(Data excerpts)

============================================================

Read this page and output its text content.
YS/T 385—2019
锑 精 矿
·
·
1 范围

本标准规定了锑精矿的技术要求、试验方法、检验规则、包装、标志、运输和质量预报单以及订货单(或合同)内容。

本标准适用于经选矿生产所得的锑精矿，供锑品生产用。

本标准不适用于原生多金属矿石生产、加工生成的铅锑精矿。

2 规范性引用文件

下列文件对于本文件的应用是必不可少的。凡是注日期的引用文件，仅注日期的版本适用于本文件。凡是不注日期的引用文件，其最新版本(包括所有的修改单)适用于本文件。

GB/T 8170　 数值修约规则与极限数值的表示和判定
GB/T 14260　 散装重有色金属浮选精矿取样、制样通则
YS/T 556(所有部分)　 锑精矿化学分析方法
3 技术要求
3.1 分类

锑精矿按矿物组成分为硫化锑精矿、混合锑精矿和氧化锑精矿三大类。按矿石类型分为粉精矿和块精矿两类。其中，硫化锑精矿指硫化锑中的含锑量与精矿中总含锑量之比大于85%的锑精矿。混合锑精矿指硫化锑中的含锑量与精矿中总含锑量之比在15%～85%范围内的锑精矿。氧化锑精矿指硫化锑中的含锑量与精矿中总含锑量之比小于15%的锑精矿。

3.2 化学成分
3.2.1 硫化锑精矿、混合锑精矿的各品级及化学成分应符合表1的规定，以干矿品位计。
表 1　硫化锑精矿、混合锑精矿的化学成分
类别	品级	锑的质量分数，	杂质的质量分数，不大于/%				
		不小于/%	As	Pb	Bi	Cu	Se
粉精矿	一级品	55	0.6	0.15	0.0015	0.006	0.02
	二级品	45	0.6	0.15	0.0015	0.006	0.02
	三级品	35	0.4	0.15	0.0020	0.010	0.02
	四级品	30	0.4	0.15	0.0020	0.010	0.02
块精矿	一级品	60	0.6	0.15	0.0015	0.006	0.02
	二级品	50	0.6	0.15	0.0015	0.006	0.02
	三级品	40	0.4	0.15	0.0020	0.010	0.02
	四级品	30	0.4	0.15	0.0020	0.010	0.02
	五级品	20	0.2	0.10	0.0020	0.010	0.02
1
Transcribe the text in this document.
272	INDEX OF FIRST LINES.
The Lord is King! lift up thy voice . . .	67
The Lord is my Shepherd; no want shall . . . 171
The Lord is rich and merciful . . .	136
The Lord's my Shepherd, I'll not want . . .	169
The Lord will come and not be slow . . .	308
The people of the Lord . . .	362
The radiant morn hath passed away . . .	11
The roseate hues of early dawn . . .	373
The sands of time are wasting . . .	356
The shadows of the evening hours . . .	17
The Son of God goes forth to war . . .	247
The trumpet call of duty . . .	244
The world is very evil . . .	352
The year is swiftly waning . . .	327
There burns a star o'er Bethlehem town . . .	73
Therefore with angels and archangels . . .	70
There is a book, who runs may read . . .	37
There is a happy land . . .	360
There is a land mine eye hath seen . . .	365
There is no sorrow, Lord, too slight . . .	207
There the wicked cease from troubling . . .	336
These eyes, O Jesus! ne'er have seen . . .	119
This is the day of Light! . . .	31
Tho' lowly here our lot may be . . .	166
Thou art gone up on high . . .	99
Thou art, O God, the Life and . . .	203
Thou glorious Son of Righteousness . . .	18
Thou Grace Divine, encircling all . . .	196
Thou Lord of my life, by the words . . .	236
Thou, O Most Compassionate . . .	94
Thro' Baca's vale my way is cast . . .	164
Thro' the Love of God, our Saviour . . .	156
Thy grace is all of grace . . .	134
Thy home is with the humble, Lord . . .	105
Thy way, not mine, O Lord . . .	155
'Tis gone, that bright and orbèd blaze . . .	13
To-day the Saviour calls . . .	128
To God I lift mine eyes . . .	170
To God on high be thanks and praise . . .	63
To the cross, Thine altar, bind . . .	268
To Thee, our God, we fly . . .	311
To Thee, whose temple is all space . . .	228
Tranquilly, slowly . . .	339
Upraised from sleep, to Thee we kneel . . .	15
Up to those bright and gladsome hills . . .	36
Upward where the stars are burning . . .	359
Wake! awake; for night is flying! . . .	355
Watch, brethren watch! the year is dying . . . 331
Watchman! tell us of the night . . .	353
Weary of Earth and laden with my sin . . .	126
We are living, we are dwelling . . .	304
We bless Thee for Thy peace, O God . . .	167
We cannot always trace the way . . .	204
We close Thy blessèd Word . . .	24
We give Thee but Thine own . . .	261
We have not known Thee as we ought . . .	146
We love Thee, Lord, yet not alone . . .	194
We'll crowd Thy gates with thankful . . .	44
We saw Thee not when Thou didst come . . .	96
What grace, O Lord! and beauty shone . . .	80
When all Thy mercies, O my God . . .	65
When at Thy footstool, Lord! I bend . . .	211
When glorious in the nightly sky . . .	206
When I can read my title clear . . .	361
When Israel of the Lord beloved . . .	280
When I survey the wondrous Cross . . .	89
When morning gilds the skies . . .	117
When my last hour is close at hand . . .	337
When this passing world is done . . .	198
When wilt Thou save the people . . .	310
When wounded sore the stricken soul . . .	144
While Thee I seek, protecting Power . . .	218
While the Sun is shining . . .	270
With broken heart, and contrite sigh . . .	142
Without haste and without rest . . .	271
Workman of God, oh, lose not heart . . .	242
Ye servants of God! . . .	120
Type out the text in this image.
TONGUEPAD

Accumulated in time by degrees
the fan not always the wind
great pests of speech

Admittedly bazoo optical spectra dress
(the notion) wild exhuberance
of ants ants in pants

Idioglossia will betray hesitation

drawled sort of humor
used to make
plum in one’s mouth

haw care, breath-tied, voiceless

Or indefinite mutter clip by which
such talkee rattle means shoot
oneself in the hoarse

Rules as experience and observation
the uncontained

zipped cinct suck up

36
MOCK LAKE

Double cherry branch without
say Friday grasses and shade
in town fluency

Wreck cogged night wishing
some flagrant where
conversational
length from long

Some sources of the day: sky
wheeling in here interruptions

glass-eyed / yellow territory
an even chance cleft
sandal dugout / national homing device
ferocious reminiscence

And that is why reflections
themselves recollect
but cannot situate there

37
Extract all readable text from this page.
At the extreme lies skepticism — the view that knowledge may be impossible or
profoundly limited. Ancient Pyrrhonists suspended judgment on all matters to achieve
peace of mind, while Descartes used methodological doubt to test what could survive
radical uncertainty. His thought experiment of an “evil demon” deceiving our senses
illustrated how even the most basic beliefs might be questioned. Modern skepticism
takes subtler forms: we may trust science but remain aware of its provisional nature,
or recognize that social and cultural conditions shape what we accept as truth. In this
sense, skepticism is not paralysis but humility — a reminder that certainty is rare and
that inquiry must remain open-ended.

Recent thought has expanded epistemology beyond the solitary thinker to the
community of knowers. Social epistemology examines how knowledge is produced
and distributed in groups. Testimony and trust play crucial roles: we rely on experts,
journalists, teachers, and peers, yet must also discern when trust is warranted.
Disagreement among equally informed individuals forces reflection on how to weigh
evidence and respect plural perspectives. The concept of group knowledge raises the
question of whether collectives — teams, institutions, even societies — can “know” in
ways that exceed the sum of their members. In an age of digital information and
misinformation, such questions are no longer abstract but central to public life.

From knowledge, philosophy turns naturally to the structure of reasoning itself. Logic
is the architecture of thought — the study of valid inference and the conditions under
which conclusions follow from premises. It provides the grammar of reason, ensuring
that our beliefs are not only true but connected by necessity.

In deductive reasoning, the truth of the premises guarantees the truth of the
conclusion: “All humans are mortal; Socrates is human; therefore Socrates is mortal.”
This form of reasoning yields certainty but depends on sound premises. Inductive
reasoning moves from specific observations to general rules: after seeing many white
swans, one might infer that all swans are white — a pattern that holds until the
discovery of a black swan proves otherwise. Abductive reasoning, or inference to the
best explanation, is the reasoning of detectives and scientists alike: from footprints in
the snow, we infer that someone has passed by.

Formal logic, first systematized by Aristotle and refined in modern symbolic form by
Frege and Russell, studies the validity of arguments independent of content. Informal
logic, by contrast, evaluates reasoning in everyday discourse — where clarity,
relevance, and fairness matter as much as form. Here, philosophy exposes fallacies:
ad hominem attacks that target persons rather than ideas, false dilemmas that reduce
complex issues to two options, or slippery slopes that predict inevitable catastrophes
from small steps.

============================================================

TASK GOAL:
Collect, from the material above, every line containing the word "time".

SOLVED EXERCISE:
The sands of time are wasting . . .	356
Accumulated in time by degrees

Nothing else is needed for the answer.